_PASSAGE SHOWN_:
46  How-to fix broken Docker-in-Docker socket

When using Docker-in-Docker, there is a chance that dind hasn’t started when a build is requested. If this happens, the volume mount to load /var/run/dind/docker.sock into the build container may occur before dind has created the socket. If this happens, the volume mount will create a directory at the mount point (which we don’t want to happen). If this happens, Docker-in-Docker will be inaccessible until /var/run/dind is manually deleted and the dind pod is restarted.

46.1 Spotting the problem

Build pods will not be working, and the dind pods are stuck in CrashLoopBackoff.

46.2 Band aiding the problem

46.2.1 Bots

We implemented a bot to monitor the issue and the source code is available at https://github.com/gesiscss/orc2/blob/main/ansible/usr/bin/orc2-fix-dind-bot.py.

46.2.2 OpenLens

Note

For an introduction to use OpenLens, read Chapter 37.

  1. Open OpenLens and connect to the cluster.

    Screenshot of OpenLens showing cluster dashboard.
  2. In the navigation bar on the left, click on Workloads and Pods.

    Screenshot of OpenLens listing pods.
  3. Search for the binderhub-dind- pod that has many restarts. Click in the node name for the binderhub-dind- pod of interest to open the node details.

    Screenshot of OpenLens listing pods and showing node details.
  4. On the node details navigation bar at the right top corner, click on the first icon (Node shell).

    Screenshot of OpenLens listing pods and showing node terminal.
  5. OpenLens opened a terminal as root user at the node. Execute

    rm -rf /var/run/dind/docker.sock/
  6. Select the binderhub-dind- and binderhub-image-cleaner- pods.

    Screenshot of OpenLens listing pods with some selected.
  7. Remove the selected pods by clicking the minus button at the bottom right corner of the list of pods.

46.3 Fixing the problem

No fix is available.

_DATA_:
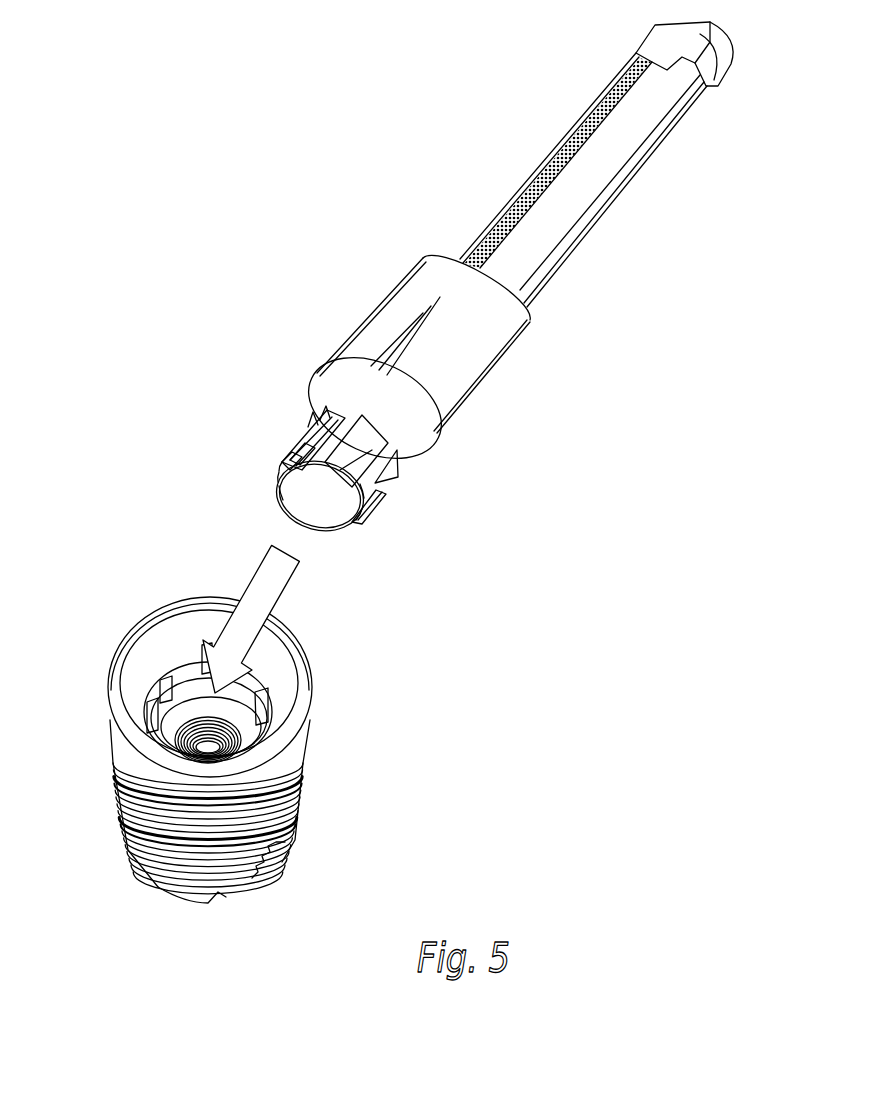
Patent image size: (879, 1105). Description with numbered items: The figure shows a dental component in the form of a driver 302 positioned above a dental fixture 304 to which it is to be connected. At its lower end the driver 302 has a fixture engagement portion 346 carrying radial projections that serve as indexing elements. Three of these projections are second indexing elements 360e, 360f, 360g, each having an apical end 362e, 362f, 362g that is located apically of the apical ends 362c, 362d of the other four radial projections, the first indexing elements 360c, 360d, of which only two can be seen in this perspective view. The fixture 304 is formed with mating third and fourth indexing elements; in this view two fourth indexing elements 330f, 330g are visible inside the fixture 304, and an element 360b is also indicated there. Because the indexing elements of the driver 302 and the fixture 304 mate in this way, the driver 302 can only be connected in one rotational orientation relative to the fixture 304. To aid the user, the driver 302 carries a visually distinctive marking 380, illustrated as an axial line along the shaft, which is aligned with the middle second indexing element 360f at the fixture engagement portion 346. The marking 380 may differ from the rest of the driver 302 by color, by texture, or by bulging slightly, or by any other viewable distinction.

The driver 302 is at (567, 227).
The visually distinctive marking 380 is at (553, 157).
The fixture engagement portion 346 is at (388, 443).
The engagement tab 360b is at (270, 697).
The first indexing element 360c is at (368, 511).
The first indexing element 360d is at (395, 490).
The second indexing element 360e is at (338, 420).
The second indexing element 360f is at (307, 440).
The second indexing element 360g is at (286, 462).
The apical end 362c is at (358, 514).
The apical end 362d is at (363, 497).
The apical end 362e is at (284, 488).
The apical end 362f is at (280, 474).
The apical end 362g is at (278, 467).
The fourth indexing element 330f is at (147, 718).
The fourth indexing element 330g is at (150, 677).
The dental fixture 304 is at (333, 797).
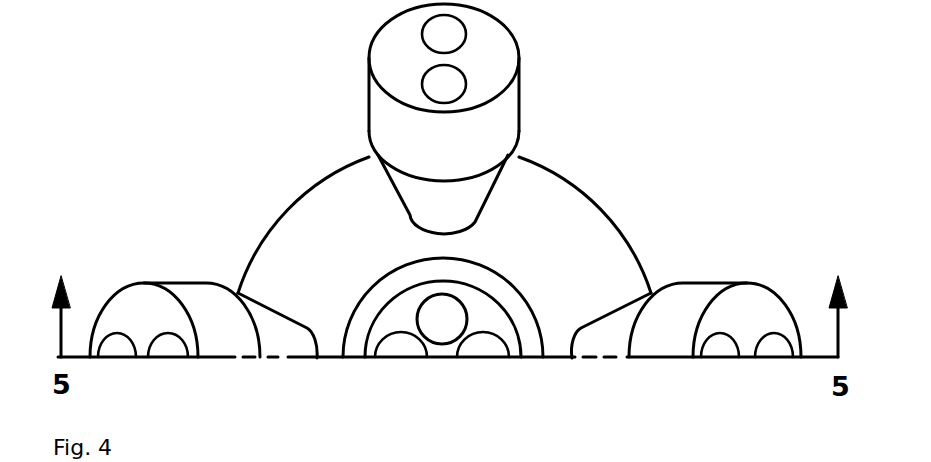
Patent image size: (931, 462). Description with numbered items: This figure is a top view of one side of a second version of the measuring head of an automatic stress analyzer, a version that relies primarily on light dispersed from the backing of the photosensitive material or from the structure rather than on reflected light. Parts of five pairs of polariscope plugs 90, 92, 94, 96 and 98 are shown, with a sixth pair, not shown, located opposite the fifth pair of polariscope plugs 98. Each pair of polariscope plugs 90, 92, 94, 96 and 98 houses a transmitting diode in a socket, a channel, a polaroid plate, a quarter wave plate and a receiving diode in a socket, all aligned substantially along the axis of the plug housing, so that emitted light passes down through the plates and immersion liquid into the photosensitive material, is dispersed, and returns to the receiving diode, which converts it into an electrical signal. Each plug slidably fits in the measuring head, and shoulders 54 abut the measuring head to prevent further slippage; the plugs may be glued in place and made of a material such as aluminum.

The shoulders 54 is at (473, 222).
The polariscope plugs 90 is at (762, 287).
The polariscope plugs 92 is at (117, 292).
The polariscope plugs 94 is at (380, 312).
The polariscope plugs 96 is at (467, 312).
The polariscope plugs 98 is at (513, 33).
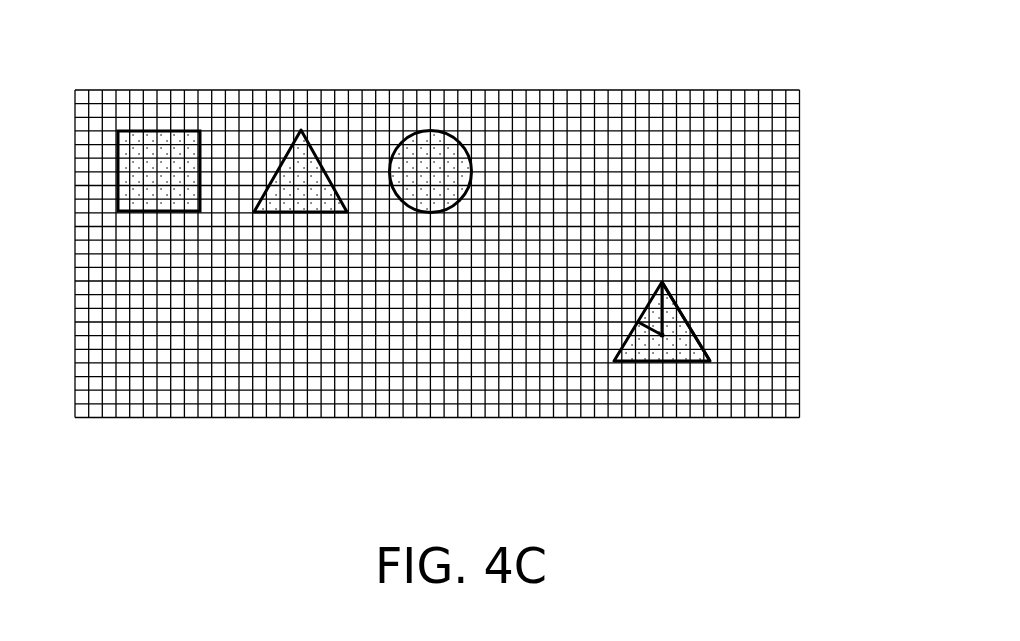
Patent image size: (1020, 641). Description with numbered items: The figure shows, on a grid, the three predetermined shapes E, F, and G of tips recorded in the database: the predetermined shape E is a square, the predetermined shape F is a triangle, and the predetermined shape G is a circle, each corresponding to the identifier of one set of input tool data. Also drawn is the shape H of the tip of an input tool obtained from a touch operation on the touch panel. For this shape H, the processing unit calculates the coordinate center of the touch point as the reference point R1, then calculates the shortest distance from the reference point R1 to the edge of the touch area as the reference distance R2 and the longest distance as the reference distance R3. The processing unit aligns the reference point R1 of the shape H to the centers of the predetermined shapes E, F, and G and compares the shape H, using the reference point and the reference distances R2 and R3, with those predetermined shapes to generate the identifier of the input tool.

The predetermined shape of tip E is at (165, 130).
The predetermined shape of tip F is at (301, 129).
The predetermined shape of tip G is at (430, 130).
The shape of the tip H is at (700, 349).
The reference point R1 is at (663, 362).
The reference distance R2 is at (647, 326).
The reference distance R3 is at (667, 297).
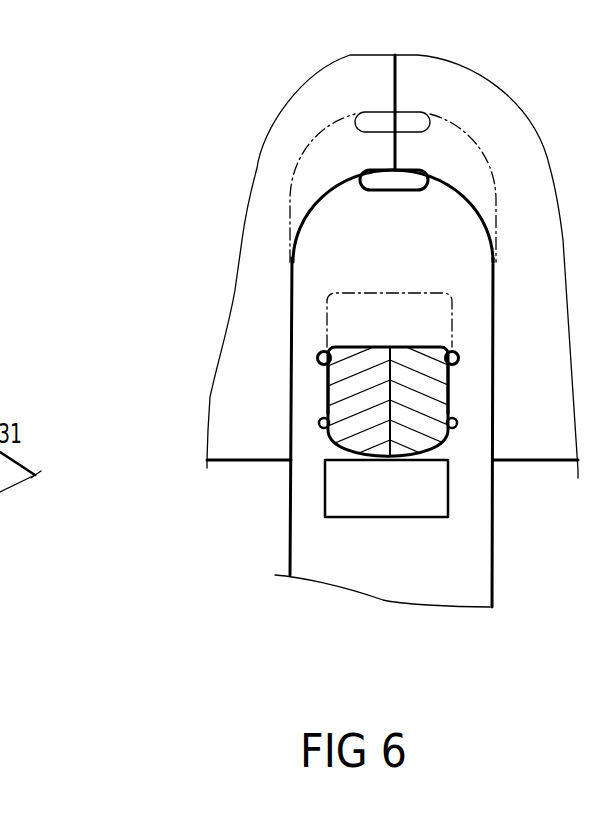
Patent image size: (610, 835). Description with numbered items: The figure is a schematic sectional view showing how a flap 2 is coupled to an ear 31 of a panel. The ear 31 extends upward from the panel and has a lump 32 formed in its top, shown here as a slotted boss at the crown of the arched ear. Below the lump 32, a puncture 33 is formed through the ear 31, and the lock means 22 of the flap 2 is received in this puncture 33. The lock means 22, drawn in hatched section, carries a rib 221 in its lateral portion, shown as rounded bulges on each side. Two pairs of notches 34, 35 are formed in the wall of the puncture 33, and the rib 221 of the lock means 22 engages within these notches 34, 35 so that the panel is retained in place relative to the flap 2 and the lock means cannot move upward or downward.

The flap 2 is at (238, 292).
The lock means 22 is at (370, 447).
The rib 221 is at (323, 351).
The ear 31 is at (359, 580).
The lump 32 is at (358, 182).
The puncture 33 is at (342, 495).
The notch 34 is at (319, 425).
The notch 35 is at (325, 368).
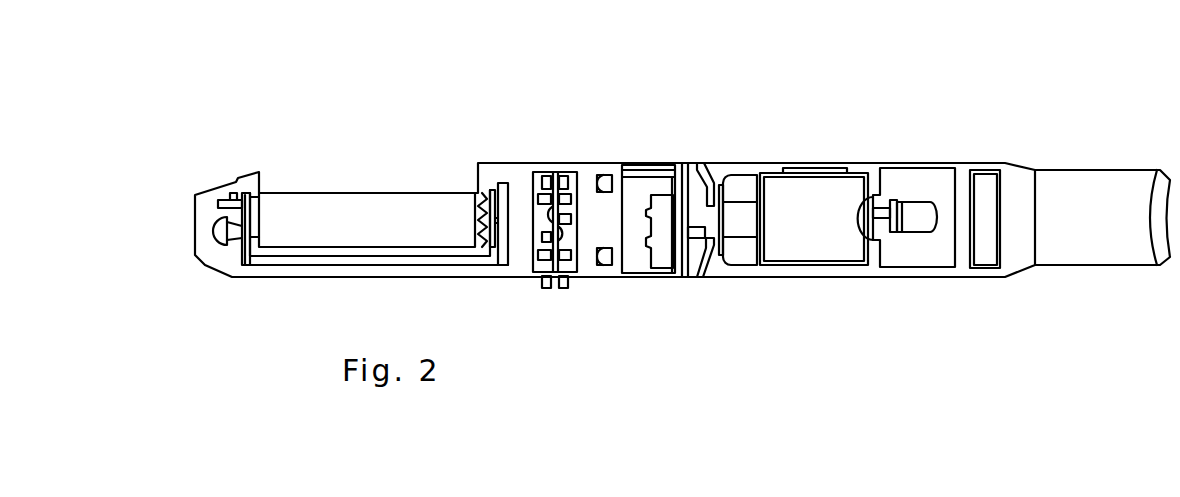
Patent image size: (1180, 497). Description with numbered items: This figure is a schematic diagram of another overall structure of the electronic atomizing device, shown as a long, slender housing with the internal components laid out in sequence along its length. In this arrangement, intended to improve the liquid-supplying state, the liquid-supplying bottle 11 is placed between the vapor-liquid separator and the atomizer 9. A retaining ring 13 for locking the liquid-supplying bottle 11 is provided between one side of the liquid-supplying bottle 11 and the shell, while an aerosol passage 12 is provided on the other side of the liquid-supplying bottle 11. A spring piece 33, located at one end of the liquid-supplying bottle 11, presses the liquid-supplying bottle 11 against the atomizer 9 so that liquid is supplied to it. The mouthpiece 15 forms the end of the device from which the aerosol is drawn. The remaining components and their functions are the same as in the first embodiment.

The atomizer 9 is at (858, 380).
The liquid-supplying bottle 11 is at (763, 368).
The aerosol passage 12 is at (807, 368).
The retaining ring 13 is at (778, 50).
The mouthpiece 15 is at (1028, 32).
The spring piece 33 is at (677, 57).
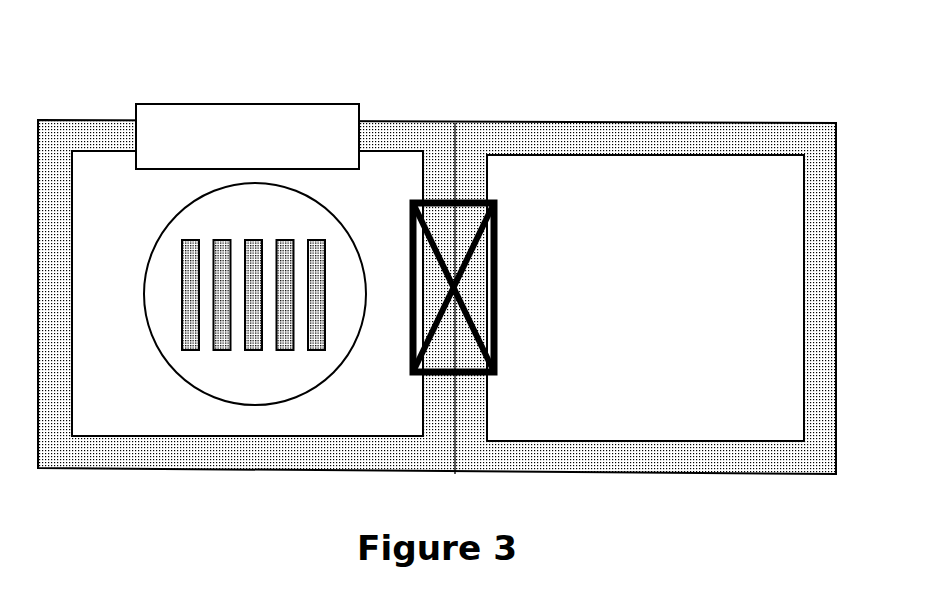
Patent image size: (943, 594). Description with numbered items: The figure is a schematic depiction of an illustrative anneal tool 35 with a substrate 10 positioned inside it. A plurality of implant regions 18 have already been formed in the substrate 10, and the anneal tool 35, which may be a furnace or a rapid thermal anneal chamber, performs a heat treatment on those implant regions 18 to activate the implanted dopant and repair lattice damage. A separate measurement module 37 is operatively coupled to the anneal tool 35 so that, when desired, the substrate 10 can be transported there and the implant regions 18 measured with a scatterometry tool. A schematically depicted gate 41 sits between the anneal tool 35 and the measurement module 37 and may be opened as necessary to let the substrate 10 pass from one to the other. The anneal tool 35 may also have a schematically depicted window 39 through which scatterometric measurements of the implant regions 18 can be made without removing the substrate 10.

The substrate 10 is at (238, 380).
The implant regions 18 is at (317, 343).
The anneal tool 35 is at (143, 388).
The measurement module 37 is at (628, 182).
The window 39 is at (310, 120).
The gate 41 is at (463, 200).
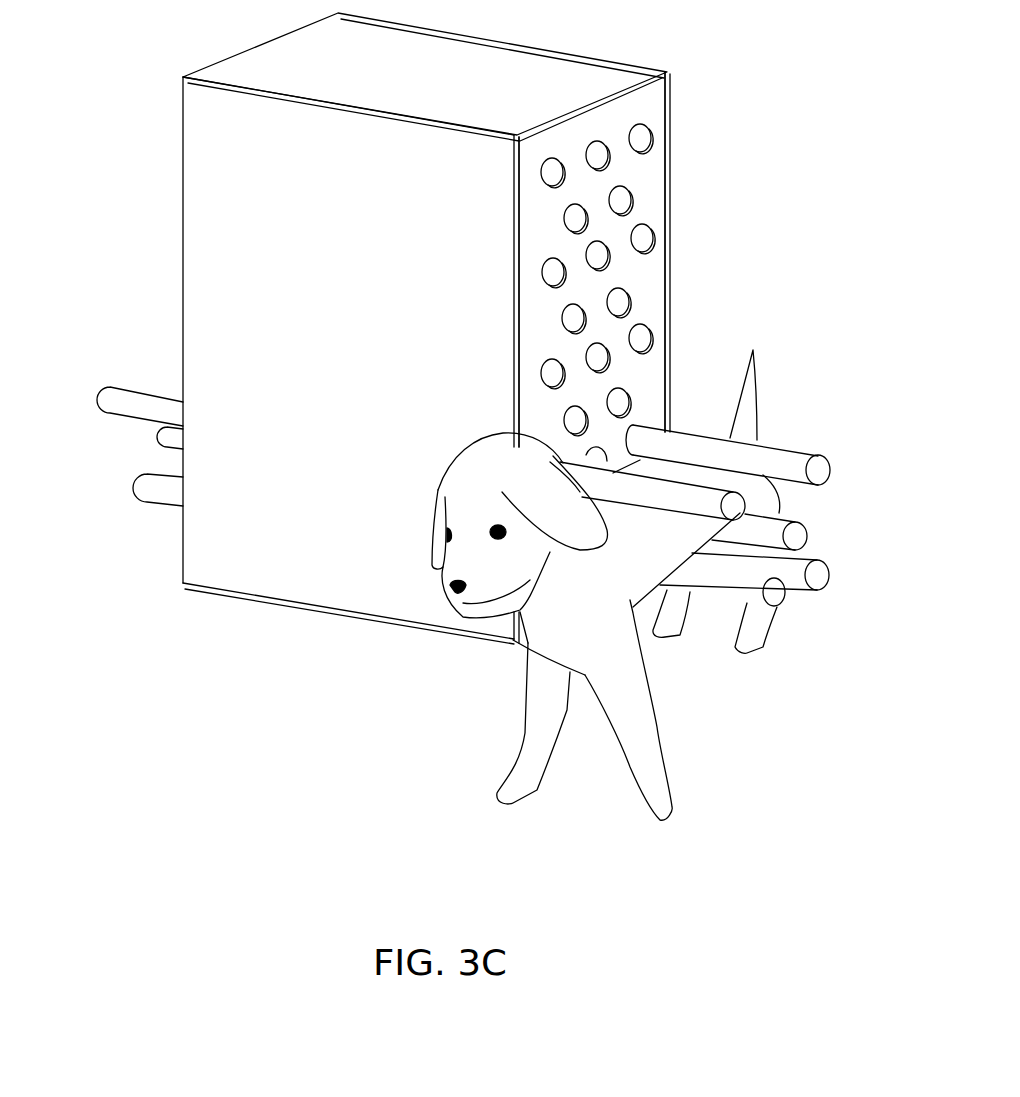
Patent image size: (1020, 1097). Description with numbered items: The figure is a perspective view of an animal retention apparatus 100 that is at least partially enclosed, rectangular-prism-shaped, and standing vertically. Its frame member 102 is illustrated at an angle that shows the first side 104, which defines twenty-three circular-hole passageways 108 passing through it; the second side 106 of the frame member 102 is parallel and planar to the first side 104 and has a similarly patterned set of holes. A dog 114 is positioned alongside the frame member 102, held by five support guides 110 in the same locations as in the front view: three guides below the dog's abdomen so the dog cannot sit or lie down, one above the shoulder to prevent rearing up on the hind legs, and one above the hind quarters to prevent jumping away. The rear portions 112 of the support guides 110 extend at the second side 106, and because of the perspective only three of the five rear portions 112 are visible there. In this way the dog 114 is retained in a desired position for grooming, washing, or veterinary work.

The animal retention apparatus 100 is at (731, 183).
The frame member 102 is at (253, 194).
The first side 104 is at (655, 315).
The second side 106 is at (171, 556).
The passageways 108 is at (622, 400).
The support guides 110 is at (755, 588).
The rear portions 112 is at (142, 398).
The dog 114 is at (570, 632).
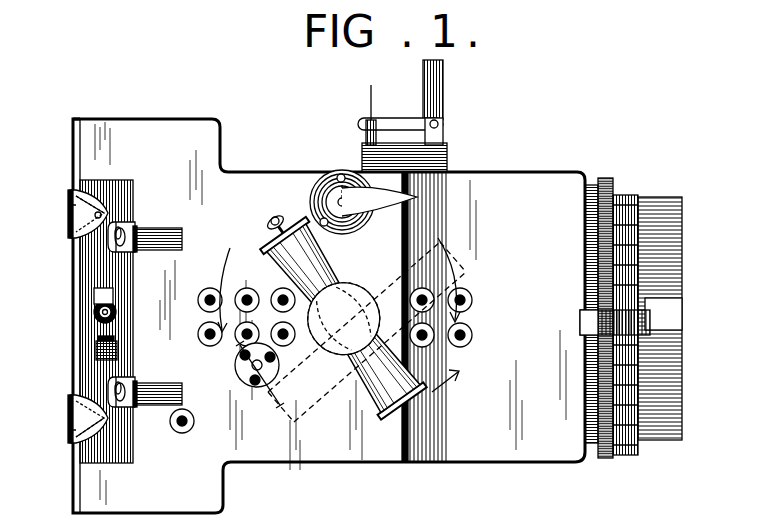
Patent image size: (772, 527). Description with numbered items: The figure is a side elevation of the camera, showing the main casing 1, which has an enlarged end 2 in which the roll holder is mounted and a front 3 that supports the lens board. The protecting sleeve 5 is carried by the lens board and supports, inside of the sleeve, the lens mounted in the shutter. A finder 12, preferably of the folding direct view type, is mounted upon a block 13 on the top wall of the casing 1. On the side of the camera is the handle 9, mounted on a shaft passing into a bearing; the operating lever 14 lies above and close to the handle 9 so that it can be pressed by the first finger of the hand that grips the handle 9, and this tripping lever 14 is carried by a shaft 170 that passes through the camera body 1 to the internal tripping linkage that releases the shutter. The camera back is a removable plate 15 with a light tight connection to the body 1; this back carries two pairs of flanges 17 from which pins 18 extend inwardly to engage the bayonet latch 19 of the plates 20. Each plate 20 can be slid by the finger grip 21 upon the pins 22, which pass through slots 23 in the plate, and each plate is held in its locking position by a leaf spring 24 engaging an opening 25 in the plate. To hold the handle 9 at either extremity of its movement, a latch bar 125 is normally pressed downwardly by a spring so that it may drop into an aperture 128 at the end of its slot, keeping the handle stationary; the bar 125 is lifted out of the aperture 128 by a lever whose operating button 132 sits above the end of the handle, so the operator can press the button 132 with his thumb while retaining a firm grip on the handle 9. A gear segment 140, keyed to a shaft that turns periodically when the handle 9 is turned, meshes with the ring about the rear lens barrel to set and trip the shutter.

_PROBLEMS TO WORK ON_:
a – Answer these questions about the Docker-in-Docker socket guide, one per line:
(i) What state are the dind pods stuck in when the problem occurs?
(ii) Which chapter does the guide point to for an introduction to OpenLens?
(iii) What command is run in the terminal that OpenLens opens at the node?
b – Copy out the records from the line containing "Patent image size: (931, 462)." up to and including the line containing "The polariscope plugs 98 is at (513, 33).", keeping each line the same.

_RESULTS OF THE TASKS_:
a –
(i) CrashLoopBackoff
(ii) Chapter 37
(iii) rm -rf /var/run/dind/docker.sock/

b –
Patent image size: (931, 462). Description with numbered items: This figure is a top view of one side of a second version of the measuring head of an automatic stress analyzer, a version that relies primarily on light dispersed from the backing of the photosensitive material or from the structure rather than on reflected light. Parts of five pairs of polariscope plugs 90, 92, 94, 96 and 98 are shown, with a sixth pair, not shown, located opposite the fifth pair of polariscope plugs 98. Each pair of polariscope plugs 90, 92, 94, 96 and 98 houses a transmitting diode in a socket, a channel, a polaroid plate, a quarter wave plate and a receiving diode in a socket, all aligned substantially along the axis of the plug housing, so that emitted light passes down through the plates and immersion liquid into the photosensitive material, is dispersed, and returns to the receiving diode, which converts it into an electrical signal. Each plug slidably fits in the measuring head, and shoulders 54 abut the measuring head to prevent further slippage; the plugs may be glued in place and made of a material such as aluminum.

The shoulders 54 is at (473, 222).
The polariscope plugs 90 is at (762, 287).
The polariscope plugs 92 is at (117, 292).
The polariscope plugs 94 is at (380, 312).
The polariscope plugs 96 is at (467, 312).
The polariscope plugs 98 is at (513, 33).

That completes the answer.